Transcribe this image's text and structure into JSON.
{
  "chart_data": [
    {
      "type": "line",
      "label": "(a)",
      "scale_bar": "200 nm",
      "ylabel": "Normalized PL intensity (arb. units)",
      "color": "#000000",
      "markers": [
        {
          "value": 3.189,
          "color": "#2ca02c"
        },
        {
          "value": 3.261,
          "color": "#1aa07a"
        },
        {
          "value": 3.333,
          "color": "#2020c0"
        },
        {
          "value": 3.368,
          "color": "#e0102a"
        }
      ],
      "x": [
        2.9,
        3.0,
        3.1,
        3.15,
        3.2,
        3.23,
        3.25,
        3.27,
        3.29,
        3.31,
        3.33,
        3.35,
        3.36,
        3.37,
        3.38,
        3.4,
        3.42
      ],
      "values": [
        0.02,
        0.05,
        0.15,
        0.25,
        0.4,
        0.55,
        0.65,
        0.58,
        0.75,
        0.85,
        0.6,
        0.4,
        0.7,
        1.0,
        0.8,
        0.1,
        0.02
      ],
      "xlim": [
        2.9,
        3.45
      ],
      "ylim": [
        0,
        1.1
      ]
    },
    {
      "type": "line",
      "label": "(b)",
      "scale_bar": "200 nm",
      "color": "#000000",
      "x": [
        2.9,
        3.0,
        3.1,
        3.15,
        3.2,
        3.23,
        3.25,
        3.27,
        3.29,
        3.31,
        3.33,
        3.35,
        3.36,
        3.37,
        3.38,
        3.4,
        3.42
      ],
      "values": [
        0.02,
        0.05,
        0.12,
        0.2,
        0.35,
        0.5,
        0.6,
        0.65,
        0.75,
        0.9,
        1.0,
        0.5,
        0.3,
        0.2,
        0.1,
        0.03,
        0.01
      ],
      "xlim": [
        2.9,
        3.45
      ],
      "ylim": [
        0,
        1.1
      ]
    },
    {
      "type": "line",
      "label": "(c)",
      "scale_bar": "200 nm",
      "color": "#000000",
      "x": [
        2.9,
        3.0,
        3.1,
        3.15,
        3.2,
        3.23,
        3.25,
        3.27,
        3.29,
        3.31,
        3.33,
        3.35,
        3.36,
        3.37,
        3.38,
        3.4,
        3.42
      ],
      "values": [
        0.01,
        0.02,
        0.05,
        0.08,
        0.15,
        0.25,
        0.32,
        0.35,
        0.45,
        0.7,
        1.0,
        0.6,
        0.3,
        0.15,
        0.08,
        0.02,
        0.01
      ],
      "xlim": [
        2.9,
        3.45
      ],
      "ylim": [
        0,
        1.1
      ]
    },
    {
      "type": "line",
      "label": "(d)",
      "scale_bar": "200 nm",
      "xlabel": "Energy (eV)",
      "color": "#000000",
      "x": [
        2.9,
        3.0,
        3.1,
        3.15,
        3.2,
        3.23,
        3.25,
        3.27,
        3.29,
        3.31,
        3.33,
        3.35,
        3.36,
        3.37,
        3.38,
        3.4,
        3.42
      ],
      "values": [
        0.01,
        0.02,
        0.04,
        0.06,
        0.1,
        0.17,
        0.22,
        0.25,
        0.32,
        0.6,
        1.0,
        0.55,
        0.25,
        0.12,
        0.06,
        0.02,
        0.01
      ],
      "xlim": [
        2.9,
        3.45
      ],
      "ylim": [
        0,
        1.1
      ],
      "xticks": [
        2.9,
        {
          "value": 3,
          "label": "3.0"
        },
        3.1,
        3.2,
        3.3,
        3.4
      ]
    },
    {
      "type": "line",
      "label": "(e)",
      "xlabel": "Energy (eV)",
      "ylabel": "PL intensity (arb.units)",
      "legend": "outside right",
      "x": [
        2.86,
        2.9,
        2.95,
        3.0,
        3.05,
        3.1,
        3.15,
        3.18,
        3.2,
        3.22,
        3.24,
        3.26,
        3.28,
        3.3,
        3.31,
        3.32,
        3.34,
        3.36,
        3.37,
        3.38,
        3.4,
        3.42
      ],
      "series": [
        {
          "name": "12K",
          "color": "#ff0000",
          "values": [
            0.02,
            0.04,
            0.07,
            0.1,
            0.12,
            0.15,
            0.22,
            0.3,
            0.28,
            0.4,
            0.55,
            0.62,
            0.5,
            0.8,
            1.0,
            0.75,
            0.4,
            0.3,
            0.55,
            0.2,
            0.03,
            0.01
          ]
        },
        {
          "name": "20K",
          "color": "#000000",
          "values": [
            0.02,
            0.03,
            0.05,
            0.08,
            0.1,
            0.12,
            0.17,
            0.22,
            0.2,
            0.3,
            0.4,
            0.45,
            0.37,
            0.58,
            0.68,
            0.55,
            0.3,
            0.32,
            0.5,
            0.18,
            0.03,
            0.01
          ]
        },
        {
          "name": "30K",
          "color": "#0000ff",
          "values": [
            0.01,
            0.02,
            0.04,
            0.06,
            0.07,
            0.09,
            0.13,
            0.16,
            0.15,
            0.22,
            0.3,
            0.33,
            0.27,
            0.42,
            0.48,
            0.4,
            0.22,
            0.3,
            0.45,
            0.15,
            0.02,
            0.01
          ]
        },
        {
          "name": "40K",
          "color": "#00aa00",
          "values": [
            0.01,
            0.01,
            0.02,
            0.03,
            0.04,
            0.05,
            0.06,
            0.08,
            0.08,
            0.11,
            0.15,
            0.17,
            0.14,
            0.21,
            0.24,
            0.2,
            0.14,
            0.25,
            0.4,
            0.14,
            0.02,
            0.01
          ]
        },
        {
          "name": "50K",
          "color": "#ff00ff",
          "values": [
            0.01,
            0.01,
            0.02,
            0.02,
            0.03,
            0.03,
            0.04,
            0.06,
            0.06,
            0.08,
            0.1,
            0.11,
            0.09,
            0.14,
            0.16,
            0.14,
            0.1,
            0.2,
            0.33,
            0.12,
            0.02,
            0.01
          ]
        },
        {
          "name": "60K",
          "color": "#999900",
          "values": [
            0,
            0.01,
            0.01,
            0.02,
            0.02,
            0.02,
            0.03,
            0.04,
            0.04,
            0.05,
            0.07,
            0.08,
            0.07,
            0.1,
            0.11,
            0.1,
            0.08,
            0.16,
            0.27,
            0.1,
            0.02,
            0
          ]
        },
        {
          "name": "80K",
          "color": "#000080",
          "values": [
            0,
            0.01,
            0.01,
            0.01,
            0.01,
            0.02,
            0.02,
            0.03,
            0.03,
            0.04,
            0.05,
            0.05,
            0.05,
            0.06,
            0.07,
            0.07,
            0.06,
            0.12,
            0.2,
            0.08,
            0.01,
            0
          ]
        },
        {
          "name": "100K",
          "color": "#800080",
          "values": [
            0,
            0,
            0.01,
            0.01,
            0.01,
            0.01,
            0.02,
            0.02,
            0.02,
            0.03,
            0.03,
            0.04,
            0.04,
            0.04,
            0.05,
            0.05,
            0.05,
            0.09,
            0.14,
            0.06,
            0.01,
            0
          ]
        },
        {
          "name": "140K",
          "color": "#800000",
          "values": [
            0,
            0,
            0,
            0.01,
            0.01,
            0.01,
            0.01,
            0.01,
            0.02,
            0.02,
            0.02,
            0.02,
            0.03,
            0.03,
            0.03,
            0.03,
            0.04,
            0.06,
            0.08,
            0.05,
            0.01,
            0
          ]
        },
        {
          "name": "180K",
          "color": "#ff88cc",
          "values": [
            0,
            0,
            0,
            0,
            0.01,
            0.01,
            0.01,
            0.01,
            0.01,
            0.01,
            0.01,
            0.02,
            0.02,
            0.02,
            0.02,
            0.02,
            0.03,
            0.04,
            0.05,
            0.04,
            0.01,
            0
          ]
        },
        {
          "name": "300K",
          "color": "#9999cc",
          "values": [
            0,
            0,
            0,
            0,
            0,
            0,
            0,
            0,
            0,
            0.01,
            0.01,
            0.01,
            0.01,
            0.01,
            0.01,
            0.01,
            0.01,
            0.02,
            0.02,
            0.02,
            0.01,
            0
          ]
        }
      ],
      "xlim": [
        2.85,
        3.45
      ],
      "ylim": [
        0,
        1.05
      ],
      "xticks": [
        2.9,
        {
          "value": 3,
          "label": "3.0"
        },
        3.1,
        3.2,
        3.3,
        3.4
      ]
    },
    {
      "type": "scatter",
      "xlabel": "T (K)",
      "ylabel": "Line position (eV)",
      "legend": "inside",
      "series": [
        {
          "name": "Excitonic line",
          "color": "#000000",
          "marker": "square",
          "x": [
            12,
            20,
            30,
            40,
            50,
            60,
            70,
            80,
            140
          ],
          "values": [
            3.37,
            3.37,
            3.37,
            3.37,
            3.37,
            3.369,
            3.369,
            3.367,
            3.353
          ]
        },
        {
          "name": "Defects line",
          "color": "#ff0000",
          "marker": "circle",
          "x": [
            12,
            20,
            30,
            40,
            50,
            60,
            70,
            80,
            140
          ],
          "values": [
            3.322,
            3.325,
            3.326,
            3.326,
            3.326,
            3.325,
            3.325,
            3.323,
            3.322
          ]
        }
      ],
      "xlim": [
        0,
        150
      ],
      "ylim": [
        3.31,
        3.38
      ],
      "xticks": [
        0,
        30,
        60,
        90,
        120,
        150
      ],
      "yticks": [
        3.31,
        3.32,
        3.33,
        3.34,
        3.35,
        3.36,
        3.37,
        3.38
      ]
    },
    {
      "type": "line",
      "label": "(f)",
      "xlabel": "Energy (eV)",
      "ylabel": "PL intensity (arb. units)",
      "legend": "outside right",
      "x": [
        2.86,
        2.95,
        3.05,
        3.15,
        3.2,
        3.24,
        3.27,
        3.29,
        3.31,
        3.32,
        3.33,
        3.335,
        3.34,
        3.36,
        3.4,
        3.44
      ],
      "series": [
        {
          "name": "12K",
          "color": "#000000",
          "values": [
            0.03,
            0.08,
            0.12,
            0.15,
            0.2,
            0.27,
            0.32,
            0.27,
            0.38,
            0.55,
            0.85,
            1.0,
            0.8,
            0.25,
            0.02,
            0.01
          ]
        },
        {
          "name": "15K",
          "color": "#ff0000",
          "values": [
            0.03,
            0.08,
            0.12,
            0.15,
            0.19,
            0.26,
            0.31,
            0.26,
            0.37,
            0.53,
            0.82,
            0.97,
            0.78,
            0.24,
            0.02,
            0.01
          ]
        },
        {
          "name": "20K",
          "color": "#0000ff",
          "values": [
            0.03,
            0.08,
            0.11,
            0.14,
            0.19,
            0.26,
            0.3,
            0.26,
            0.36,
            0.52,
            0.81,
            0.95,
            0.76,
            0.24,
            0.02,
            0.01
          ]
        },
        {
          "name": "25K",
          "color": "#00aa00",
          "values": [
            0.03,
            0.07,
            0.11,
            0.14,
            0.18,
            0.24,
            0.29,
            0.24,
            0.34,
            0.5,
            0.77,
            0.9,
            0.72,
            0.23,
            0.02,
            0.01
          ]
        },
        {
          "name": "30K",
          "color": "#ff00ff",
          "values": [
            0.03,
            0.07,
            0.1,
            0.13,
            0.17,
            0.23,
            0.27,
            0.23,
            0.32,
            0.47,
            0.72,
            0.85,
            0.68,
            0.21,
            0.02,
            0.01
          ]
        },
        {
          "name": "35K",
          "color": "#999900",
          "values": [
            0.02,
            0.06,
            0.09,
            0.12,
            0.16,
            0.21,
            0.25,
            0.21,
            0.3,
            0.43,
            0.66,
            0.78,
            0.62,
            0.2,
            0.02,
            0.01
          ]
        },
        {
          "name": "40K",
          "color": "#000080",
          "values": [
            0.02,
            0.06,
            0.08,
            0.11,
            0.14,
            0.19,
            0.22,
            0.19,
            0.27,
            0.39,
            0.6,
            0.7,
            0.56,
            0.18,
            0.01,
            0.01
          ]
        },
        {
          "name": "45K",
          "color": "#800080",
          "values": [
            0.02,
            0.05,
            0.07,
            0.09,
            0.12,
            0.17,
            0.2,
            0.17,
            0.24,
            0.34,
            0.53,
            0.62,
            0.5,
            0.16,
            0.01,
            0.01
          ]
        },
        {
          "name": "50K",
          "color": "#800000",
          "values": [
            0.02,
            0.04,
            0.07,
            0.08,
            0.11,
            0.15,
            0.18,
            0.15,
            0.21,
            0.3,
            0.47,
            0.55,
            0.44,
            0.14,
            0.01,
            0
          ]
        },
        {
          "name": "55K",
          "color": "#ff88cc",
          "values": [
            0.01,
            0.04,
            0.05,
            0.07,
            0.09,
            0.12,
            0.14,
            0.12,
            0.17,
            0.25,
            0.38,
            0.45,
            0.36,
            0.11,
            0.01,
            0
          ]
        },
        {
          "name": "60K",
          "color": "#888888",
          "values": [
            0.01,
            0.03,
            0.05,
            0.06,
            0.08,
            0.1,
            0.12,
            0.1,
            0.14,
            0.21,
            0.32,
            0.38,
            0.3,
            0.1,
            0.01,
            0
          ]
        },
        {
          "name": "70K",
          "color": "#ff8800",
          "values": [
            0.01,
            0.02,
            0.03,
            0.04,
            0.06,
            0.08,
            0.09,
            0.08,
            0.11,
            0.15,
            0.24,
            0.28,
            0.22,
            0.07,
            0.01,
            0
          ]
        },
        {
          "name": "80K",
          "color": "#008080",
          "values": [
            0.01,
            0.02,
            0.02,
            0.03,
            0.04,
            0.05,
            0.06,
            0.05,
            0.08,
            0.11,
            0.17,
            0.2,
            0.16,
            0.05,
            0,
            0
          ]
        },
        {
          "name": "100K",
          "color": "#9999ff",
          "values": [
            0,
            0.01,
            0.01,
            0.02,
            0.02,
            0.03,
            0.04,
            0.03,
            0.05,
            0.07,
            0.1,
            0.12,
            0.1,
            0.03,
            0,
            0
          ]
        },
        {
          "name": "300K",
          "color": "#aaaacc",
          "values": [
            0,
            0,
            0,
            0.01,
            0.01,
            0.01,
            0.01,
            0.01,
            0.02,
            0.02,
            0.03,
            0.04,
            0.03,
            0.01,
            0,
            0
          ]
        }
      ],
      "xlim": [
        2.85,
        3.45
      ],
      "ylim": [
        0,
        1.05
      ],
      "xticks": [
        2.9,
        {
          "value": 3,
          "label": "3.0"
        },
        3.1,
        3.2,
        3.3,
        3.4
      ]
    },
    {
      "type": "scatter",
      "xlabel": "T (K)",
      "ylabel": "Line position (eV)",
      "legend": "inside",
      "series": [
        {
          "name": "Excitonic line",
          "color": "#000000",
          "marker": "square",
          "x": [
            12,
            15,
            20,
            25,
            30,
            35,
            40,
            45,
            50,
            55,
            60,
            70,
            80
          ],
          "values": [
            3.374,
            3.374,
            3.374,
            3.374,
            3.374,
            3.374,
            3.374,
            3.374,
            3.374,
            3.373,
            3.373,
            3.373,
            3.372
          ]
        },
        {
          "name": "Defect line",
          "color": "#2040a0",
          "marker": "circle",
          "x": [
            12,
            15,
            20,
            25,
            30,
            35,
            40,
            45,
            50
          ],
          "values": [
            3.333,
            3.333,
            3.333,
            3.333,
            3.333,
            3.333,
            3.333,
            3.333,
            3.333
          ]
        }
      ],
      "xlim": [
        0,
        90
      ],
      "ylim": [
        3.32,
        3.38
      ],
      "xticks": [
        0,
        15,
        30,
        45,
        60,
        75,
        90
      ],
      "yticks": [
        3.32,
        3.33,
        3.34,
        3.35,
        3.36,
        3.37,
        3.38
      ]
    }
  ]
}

================================

**To be done**
Check each line of the entries for the string "intensity". Copy the lines that have it.

**Written response**
      "ylabel": "Normalized PL intensity (arb. units)",
      "ylabel": "PL intensity (arb.units)",
      "ylabel": "PL intensity (arb. units)",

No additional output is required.